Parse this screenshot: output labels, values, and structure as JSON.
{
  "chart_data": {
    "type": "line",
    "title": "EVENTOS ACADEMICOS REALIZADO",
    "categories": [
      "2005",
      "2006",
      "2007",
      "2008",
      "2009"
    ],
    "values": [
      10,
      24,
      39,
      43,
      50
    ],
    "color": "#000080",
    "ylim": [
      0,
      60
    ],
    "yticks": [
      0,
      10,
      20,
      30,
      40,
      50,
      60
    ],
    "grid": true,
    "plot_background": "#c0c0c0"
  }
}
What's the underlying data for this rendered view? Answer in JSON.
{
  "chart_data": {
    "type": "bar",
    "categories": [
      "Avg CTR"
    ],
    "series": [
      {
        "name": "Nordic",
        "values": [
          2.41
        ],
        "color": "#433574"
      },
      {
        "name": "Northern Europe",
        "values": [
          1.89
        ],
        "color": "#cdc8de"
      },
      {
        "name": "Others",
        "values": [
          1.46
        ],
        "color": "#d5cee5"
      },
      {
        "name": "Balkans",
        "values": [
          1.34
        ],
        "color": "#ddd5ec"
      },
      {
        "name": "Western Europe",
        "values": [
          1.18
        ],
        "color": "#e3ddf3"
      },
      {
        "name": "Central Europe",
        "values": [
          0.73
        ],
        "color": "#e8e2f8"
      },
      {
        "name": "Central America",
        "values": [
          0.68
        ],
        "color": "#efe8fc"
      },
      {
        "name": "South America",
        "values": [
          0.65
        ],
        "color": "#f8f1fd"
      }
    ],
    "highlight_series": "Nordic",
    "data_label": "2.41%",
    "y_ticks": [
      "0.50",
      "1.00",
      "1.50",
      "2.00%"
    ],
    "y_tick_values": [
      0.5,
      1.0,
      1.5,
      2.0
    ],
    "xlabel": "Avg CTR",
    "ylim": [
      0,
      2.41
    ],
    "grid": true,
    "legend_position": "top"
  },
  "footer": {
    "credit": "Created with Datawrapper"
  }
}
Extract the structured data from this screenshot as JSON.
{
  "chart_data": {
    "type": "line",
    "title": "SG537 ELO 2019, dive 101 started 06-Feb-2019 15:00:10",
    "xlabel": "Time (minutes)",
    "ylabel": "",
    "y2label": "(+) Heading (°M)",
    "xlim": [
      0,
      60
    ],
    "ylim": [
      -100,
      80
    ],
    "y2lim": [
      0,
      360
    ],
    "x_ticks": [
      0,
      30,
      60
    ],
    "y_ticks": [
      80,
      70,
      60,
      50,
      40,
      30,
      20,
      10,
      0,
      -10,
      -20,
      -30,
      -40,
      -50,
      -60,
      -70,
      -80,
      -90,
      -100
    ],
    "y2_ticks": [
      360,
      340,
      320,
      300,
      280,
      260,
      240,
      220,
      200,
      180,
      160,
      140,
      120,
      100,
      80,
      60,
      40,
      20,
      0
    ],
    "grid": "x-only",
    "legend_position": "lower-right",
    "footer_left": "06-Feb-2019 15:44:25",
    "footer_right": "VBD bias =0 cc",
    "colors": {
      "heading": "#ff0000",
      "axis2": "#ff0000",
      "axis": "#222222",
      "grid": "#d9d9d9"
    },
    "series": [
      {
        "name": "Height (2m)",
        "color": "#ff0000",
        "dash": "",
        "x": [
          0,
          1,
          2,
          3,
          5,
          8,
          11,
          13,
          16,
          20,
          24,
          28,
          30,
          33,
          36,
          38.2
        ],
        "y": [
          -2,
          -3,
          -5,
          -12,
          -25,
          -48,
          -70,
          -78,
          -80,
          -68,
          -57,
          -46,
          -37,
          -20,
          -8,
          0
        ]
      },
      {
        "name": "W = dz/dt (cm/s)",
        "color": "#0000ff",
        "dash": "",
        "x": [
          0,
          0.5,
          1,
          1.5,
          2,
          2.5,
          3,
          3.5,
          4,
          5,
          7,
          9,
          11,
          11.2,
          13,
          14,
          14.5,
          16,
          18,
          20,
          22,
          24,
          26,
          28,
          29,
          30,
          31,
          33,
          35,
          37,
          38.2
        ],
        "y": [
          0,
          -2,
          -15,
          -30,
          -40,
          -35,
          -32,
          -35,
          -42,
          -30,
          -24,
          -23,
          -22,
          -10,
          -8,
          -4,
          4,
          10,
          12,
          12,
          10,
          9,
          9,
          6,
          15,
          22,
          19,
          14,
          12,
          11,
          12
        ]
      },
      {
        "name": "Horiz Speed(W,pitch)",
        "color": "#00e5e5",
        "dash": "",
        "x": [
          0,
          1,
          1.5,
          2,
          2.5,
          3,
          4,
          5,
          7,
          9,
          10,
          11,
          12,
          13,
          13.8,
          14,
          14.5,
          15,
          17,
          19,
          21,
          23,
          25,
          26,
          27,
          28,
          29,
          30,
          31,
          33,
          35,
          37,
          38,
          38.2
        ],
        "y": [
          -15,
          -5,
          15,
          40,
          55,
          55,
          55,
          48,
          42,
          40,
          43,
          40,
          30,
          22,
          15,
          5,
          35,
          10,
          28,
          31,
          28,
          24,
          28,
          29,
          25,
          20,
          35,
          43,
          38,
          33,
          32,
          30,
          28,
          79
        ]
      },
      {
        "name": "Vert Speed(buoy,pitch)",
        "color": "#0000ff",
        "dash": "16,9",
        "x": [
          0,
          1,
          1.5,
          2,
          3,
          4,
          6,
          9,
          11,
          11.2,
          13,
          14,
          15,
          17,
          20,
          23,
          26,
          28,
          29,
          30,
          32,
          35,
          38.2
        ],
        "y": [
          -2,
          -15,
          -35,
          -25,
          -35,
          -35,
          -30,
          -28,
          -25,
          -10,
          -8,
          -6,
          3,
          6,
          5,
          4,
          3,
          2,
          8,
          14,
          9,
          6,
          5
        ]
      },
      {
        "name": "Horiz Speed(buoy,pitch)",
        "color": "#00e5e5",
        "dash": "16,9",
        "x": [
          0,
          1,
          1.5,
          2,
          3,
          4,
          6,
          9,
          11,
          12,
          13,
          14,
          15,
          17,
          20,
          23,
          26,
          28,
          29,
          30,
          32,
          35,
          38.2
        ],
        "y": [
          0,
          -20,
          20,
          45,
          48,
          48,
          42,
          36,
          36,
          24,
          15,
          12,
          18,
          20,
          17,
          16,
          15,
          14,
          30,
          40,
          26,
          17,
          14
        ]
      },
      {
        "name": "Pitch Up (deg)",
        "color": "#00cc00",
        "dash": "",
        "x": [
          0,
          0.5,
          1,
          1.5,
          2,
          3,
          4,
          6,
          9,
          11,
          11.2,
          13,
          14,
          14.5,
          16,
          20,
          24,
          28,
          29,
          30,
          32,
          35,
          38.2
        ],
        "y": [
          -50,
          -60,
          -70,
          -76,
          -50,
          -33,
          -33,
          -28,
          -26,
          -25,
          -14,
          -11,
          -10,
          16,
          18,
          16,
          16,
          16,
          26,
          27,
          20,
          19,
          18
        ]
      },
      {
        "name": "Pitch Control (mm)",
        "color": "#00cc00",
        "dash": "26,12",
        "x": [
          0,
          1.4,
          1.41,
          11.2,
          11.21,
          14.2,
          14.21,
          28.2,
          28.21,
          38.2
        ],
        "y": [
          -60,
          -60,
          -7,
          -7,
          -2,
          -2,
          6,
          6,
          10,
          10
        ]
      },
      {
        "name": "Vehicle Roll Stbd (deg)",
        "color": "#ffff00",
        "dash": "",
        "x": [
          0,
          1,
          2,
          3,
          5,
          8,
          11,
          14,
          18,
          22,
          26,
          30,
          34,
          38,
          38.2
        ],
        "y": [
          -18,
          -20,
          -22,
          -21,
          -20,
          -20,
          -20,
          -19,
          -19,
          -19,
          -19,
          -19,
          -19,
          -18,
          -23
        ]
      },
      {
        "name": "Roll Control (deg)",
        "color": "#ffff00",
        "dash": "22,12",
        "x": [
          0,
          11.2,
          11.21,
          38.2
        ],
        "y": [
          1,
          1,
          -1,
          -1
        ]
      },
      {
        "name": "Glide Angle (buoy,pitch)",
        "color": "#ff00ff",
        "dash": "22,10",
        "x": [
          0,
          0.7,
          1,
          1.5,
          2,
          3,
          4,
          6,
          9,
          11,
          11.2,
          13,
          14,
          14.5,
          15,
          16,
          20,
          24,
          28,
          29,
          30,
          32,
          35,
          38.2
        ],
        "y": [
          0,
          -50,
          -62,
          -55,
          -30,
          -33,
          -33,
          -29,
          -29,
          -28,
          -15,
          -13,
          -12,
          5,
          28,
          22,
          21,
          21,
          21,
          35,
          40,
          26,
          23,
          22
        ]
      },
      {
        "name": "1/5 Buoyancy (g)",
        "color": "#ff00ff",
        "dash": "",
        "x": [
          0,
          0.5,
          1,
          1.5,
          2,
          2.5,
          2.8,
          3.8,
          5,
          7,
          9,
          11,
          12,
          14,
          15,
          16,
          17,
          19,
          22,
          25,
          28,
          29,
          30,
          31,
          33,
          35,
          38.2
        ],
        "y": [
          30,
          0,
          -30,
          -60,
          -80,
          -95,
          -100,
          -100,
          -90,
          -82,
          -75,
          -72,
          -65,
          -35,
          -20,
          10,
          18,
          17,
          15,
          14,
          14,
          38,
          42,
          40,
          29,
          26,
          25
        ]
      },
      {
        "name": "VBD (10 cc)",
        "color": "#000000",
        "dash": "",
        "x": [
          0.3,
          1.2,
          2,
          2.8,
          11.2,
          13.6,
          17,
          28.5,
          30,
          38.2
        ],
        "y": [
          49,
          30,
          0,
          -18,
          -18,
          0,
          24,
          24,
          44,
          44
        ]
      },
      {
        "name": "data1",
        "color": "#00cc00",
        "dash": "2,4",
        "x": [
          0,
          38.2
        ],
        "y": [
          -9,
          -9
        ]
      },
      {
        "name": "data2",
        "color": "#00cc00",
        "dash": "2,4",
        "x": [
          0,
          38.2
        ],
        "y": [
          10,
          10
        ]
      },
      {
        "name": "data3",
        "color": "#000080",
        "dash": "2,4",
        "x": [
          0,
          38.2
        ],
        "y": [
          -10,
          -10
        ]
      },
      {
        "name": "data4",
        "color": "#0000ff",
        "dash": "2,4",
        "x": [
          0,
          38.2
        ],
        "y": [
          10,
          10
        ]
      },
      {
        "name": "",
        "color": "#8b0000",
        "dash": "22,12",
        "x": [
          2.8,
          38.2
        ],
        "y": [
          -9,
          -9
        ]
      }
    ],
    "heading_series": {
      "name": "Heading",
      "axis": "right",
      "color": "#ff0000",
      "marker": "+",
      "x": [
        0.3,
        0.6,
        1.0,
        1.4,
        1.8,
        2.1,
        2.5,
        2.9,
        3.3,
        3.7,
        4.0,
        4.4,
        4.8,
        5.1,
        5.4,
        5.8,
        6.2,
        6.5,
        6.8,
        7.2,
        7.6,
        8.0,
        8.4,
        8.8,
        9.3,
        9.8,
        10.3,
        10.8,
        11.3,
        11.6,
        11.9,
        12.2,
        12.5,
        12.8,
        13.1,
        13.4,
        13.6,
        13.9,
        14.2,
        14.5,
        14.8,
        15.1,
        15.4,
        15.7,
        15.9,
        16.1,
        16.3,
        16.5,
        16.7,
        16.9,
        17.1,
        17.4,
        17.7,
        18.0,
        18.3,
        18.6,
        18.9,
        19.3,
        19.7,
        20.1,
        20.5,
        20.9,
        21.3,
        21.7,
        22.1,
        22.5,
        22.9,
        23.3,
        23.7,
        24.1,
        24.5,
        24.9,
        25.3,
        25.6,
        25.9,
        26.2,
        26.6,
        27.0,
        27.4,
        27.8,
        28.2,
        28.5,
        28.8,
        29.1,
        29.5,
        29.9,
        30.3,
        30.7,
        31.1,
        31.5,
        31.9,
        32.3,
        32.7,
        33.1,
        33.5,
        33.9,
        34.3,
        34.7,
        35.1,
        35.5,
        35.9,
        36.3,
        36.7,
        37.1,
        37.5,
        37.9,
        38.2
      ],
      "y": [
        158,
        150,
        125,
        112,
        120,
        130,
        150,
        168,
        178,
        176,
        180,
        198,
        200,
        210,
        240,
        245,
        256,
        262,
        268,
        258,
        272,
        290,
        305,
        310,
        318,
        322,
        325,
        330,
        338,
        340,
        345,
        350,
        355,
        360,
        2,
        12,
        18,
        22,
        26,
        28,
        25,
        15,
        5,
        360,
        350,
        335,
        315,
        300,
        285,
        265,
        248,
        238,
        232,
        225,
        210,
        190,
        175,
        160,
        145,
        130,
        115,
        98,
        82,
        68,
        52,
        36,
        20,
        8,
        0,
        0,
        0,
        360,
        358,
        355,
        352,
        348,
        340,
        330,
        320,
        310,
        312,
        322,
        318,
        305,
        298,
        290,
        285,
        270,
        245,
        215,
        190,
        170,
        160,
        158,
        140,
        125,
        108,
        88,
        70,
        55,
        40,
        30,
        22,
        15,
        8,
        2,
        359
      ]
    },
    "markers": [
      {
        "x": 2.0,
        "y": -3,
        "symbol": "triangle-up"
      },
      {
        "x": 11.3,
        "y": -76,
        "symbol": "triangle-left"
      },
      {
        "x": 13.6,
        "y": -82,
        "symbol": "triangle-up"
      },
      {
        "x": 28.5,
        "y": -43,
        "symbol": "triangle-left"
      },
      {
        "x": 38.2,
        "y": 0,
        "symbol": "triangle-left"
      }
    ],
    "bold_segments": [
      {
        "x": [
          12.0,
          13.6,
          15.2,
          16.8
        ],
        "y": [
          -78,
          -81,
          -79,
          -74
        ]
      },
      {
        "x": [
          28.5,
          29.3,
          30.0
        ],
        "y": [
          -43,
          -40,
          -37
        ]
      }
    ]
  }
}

▬▬▬▬▬▬▬▬▬▬

_Description of the task_. Which lines hold the word "Central"? Return all of them from the records above.

_The reply_.
        "name": "Central Europe",
        "name": "Central America",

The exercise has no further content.